Set exercise: Scan the material for the word "Правительство", and copy each line where it shows up.

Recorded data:
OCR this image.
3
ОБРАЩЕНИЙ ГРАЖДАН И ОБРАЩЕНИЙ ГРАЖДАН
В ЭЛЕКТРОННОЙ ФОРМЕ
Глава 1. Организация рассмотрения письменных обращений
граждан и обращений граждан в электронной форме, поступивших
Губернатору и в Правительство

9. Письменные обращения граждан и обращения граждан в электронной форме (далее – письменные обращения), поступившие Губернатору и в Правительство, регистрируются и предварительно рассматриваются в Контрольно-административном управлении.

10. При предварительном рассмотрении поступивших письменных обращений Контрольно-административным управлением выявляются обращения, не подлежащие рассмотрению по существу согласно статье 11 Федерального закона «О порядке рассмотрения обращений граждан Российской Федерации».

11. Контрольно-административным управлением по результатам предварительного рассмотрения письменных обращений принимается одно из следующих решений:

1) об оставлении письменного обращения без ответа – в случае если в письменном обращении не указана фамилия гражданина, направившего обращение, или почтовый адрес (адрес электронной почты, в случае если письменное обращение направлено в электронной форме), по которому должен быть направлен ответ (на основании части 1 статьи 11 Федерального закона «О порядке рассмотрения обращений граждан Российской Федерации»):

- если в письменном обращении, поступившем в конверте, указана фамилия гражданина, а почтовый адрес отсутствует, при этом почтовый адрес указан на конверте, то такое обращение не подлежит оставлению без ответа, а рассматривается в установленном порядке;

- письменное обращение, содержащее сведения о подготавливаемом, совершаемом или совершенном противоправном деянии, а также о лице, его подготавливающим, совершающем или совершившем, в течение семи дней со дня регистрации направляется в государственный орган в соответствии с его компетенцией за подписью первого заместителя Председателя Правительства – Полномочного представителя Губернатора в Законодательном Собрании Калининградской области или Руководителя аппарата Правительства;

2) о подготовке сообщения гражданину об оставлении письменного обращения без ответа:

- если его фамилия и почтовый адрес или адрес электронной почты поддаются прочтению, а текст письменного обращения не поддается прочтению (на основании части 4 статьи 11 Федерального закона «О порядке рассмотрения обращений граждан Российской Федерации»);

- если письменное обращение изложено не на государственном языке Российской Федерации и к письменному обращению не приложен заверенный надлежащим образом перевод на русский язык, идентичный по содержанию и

Response to this task:
Губернатору и в Правительство
9. Письменные обращения граждан и обращения граждан в электронной форме (далее – письменные обращения), поступившие Губернатору и в Правительство, регистрируются и предварительно рассматриваются в Контрольно-административном управлении.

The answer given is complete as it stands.